**** SUPPLIED DATA ****

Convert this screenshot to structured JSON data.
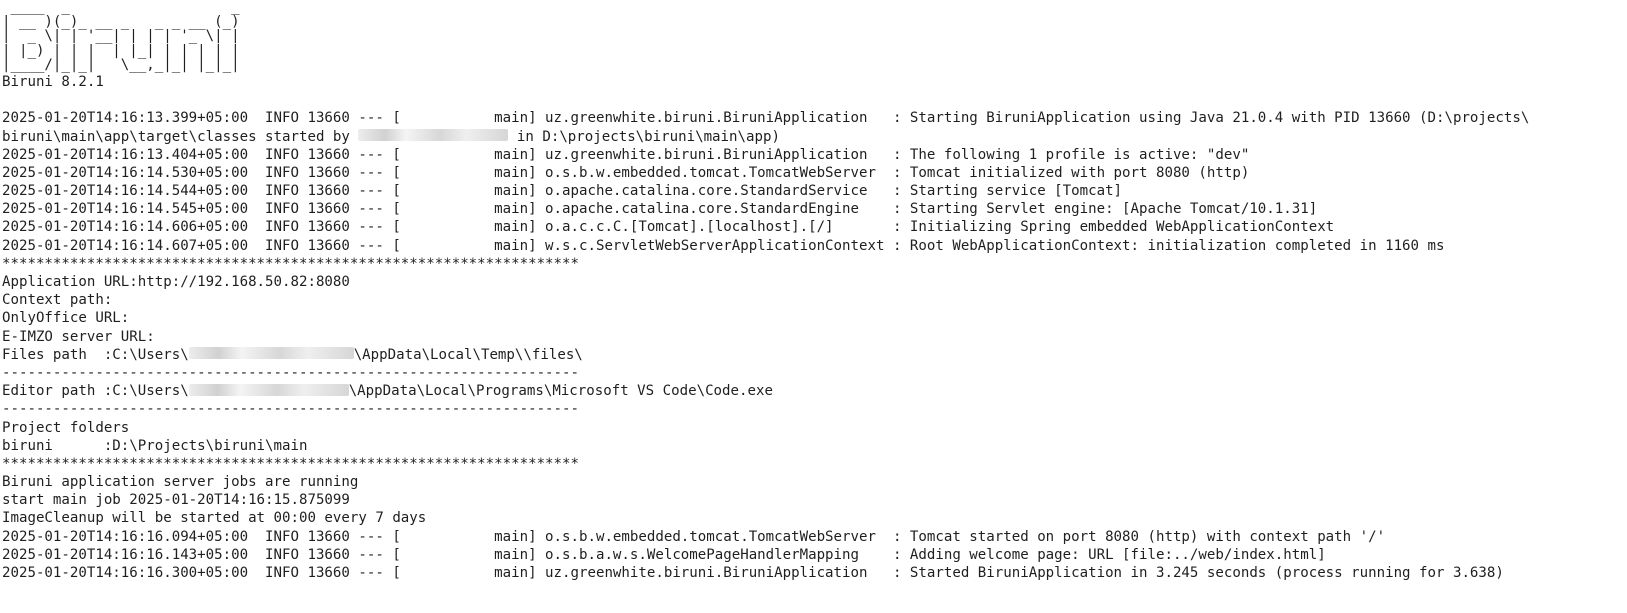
{
  "banner": [
    " ____  _                   _ ",
    "| __ )(_)_ __ _   _ _ __ (_)",
    "|  _ \\| | '__| | | | '_ \\| |",
    "| |_) | | |  | |_| | | | | |",
    "|____/|_|_|   \\__,_|_| |_|_|"
  ],
  "version": "Biruni 8.2.1",
  "startup_log": [
    "2025-01-20T14:16:13.399+05:00  INFO 13660 --- [           main] uz.greenwhite.biruni.BiruniApplication   : Starting BiruniApplication using Java 21.0.4 with PID 13660 (D:\\projects\\",
    "in D:\\projects\\biruni\\main\\app)",
    "2025-01-20T14:16:13.404+05:00  INFO 13660 --- [           main] uz.greenwhite.biruni.BiruniApplication   : The following 1 profile is active: \"dev\"",
    "2025-01-20T14:16:14.530+05:00  INFO 13660 --- [           main] o.s.b.w.embedded.tomcat.TomcatWebServer  : Tomcat initialized with port 8080 (http)",
    "2025-01-20T14:16:14.544+05:00  INFO 13660 --- [           main] o.apache.catalina.core.StandardService   : Starting service [Tomcat]",
    "2025-01-20T14:16:14.545+05:00  INFO 13660 --- [           main] o.apache.catalina.core.StandardEngine    : Starting Servlet engine: [Apache Tomcat/10.1.31]",
    "2025-01-20T14:16:14.606+05:00  INFO 13660 --- [           main] o.a.c.c.C.[Tomcat].[localhost].[/]       : Initializing Spring embedded WebApplicationContext",
    "2025-01-20T14:16:14.607+05:00  INFO 13660 --- [           main] w.s.c.ServletWebServerApplicationContext : Root WebApplicationContext: initialization completed in 1160 ms"
  ],
  "started_by_prefix": "biruni\\main\\app\\target\\classes started by ",
  "separator_stars": "********************************************************************",
  "separator_dashes": "--------------------------------------------------------------------",
  "config": {
    "app_url": "Application URL:http://192.168.50.82:8080",
    "context_path": "Context path:",
    "onlyoffice_url": "OnlyOffice URL:",
    "eimzo_url": "E-IMZO server URL:",
    "files_path_prefix": "Files path  :C:\\Users\\",
    "files_path_suffix": "\\AppData\\Local\\Temp\\\\files\\",
    "editor_path_prefix": "Editor path :C:\\Users\\",
    "editor_path_suffix": "\\AppData\\Local\\Programs\\Microsoft VS Code\\Code.exe"
  },
  "project": {
    "heading": "Project folders",
    "entry": "biruni      :D:\\Projects\\biruni\\main"
  },
  "jobs": [
    "Biruni application server jobs are running",
    "start main job 2025-01-20T14:16:15.875099",
    "ImageCleanup will be started at 00:00 every 7 days"
  ],
  "final_log": [
    "2025-01-20T14:16:16.094+05:00  INFO 13660 --- [           main] o.s.b.w.embedded.tomcat.TomcatWebServer  : Tomcat started on port 8080 (http) with context path '/'",
    "2025-01-20T14:16:16.143+05:00  INFO 13660 --- [           main] o.s.b.a.w.s.WelcomePageHandlerMapping    : Adding welcome page: URL [file:../web/index.html]",
    "2025-01-20T14:16:16.300+05:00  INFO 13660 --- [           main] uz.greenwhite.biruni.BiruniApplication   : Started BiruniApplication in 3.245 seconds (process running for 3.638)"
  ]
}
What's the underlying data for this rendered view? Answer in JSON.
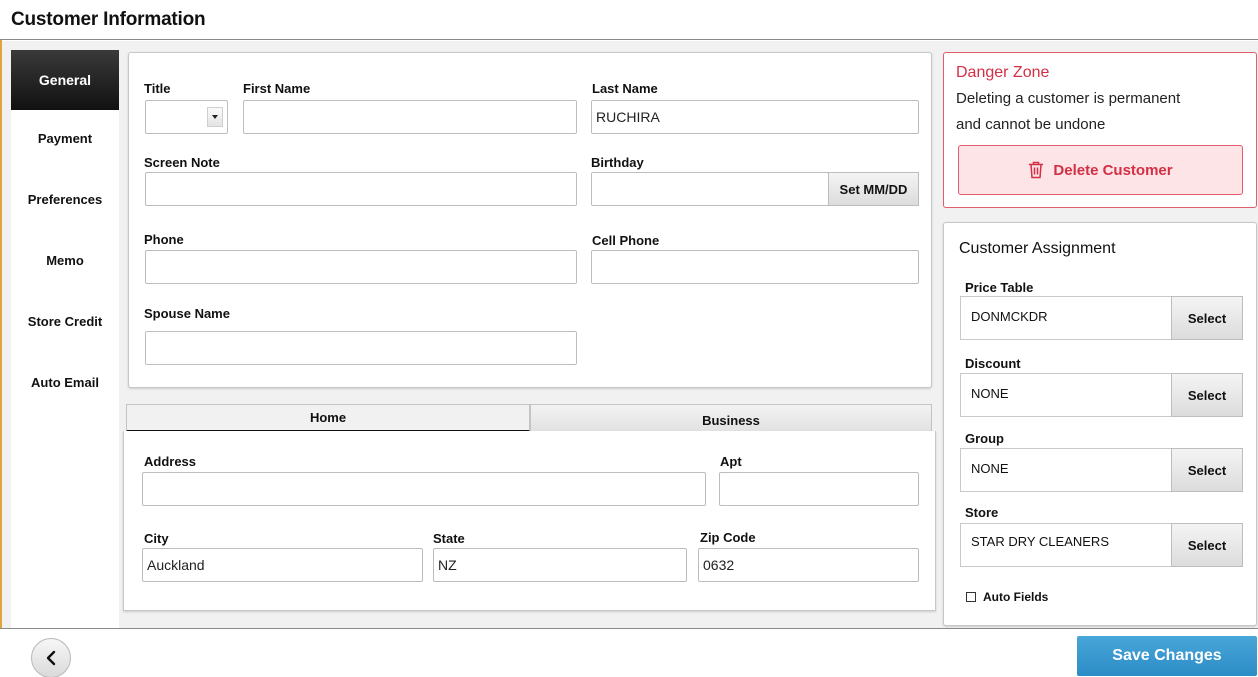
{
  "window": {
    "title": "Customer Information"
  },
  "sidenav": {
    "items": [
      {
        "label": "General",
        "active": true
      },
      {
        "label": "Payment"
      },
      {
        "label": "Preferences"
      },
      {
        "label": "Memo"
      },
      {
        "label": "Store Credit"
      },
      {
        "label": "Auto Email"
      }
    ]
  },
  "general": {
    "title_label": "Title",
    "title_value": "",
    "first_name_label": "First Name",
    "first_name_value": "",
    "last_name_label": "Last Name",
    "last_name_value": "RUCHIRA",
    "screen_note_label": "Screen Note",
    "screen_note_value": "",
    "birthday_label": "Birthday",
    "birthday_value": "",
    "birthday_button": "Set MM/DD",
    "phone_label": "Phone",
    "phone_value": "",
    "cell_phone_label": "Cell Phone",
    "cell_phone_value": "",
    "spouse_label": "Spouse Name",
    "spouse_value": ""
  },
  "address_tabs": [
    {
      "label": "Home",
      "active": true
    },
    {
      "label": "Business"
    }
  ],
  "address": {
    "address_label": "Address",
    "address_value": "",
    "apt_label": "Apt",
    "apt_value": "",
    "city_label": "City",
    "city_value": "Auckland",
    "state_label": "State",
    "state_value": "NZ",
    "zip_label": "Zip Code",
    "zip_value": "0632"
  },
  "danger": {
    "title": "Danger Zone",
    "line1": "Deleting a customer is permanent",
    "line2": "and cannot be undone",
    "delete_label": "Delete Customer"
  },
  "assignment": {
    "title": "Customer Assignment",
    "select_label": "Select",
    "rows": [
      {
        "label": "Price Table",
        "value": "DONMCKDR"
      },
      {
        "label": "Discount",
        "value": "NONE"
      },
      {
        "label": "Group",
        "value": "NONE"
      },
      {
        "label": "Store",
        "value": "STAR DRY CLEANERS"
      }
    ],
    "auto_fields_label": "Auto Fields",
    "auto_fields_checked": false
  },
  "footer": {
    "save_label": "Save Changes"
  },
  "colors": {
    "accent": "#2c8cc6",
    "danger": "#d32f45",
    "danger_bg": "#fde4e7",
    "nav_active": "#1c1c1c"
  }
}
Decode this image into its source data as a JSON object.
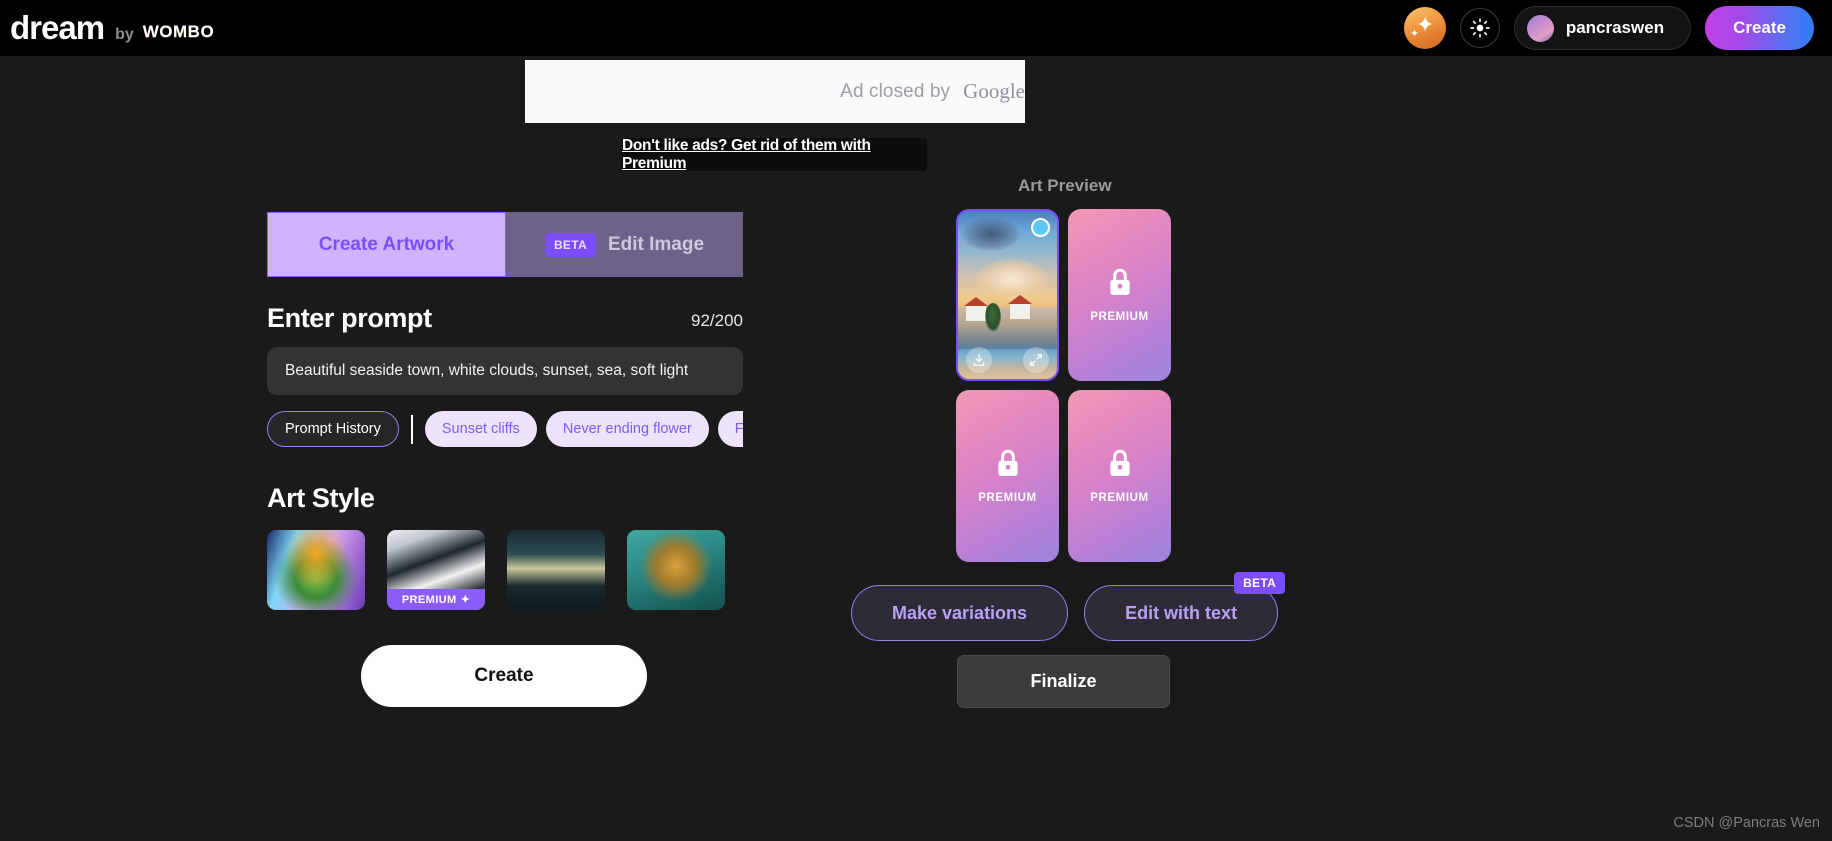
{
  "header": {
    "logo_main": "dream",
    "logo_by": "by",
    "logo_brand": "WOMBO",
    "sparkle_icon": "sparkle-avatar-icon",
    "theme_icon": "sun-brightness-icon",
    "username": "pancraswen",
    "create_label": "Create"
  },
  "ad": {
    "closed_text": "Ad closed by ",
    "google_text": "Google",
    "premium_link": "Don't like ads? Get rid of them with Premium"
  },
  "tabs": [
    {
      "label": "Create Artwork",
      "active": true,
      "badge": ""
    },
    {
      "label": "Edit Image",
      "active": false,
      "badge": "BETA"
    }
  ],
  "prompt": {
    "title": "Enter prompt",
    "counter": "92/200",
    "value": "Beautiful seaside town, white clouds, sunset, sea, soft light",
    "placeholder": "Enter prompt"
  },
  "chips": {
    "history_label": "Prompt History",
    "suggestions": [
      "Sunset cliffs",
      "Never ending flower",
      "Fire and w"
    ]
  },
  "art_style": {
    "title": "Art Style",
    "thumbs": [
      {
        "name": "style-thumb-1",
        "premium": false,
        "badge": ""
      },
      {
        "name": "style-thumb-2",
        "premium": true,
        "badge": "PREMIUM"
      },
      {
        "name": "style-thumb-3",
        "premium": false,
        "badge": ""
      },
      {
        "name": "style-thumb-4",
        "premium": false,
        "badge": ""
      }
    ]
  },
  "create_main_label": "Create",
  "preview": {
    "title": "Art Preview",
    "cards": [
      {
        "type": "generated",
        "selected": true,
        "label": ""
      },
      {
        "type": "premium",
        "selected": false,
        "label": "PREMIUM"
      },
      {
        "type": "premium",
        "selected": false,
        "label": "PREMIUM"
      },
      {
        "type": "premium",
        "selected": false,
        "label": "PREMIUM"
      }
    ]
  },
  "actions": {
    "make_variations": "Make variations",
    "edit_with_text": "Edit with text",
    "edit_badge": "BETA",
    "finalize": "Finalize"
  },
  "watermark": "CSDN @Pancras Wen",
  "colors": {
    "accent_purple": "#7c4dff",
    "tab_active_bg": "#cdb4fd",
    "page_bg": "#1a1a1a",
    "header_bg": "#000000"
  }
}
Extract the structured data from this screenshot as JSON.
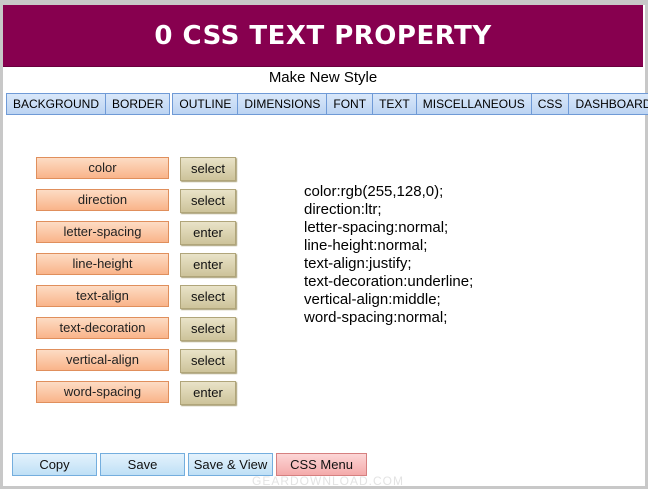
{
  "banner": {
    "title": "0 CSS TEXT PROPERTY"
  },
  "subtitle": "Make New Style",
  "nav": {
    "group1": [
      "BACKGROUND",
      "BORDER"
    ],
    "group2": [
      "OUTLINE",
      "DIMENSIONS",
      "FONT",
      "TEXT",
      "MISCELLANEOUS",
      "CSS",
      "DASHBOARD"
    ]
  },
  "properties": [
    {
      "label": "color",
      "action": "select"
    },
    {
      "label": "direction",
      "action": "select"
    },
    {
      "label": "letter-spacing",
      "action": "enter"
    },
    {
      "label": "line-height",
      "action": "enter"
    },
    {
      "label": "text-align",
      "action": "select"
    },
    {
      "label": "text-decoration",
      "action": "select"
    },
    {
      "label": "vertical-align",
      "action": "select"
    },
    {
      "label": "word-spacing",
      "action": "enter"
    }
  ],
  "output": [
    "color:rgb(255,128,0);",
    "direction:ltr;",
    "letter-spacing:normal;",
    "line-height:normal;",
    "text-align:justify;",
    "text-decoration:underline;",
    "vertical-align:middle;",
    "word-spacing:normal;"
  ],
  "buttons": {
    "copy": "Copy",
    "save": "Save",
    "save_view": "Save & View",
    "css_menu": "CSS Menu"
  },
  "watermark": "GEARDOWNLOAD.COM",
  "colors": {
    "banner": "#87004f",
    "nav": "#c6dcf5",
    "prop_button": "#f9b48a",
    "action_button": "#cdc39a",
    "blue_button": "#bfe0f6",
    "red_button": "#f4aaaa"
  }
}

****

**EXERCISE BRIEF:**
Where a line in the entries holds the word "with", copy that line.

**THE OUTPUT:**
    "2025-01-20T14:16:13.399+05:00  INFO 13660 --- [           main] uz.greenwhite.biruni.BiruniApplication   : Starting BiruniApplication using Java 21.0.4 with PID 13660 (D:\\projects\\",
    "2025-01-20T14:16:14.530+05:00  INFO 13660 --- [           main] o.s.b.w.embedded.tomcat.TomcatWebServer  : Tomcat initialized with port 8080 (http)",
    "2025-01-20T14:16:16.094+05:00  INFO 13660 --- [           main] o.s.b.w.embedded.tomcat.TomcatWebServer  : Tomcat started on port 8080 (http) with context path '/'",
    "premium_link": "Don't like ads? Get rid of them with Premium"
    "edit_with_text": "Edit with text",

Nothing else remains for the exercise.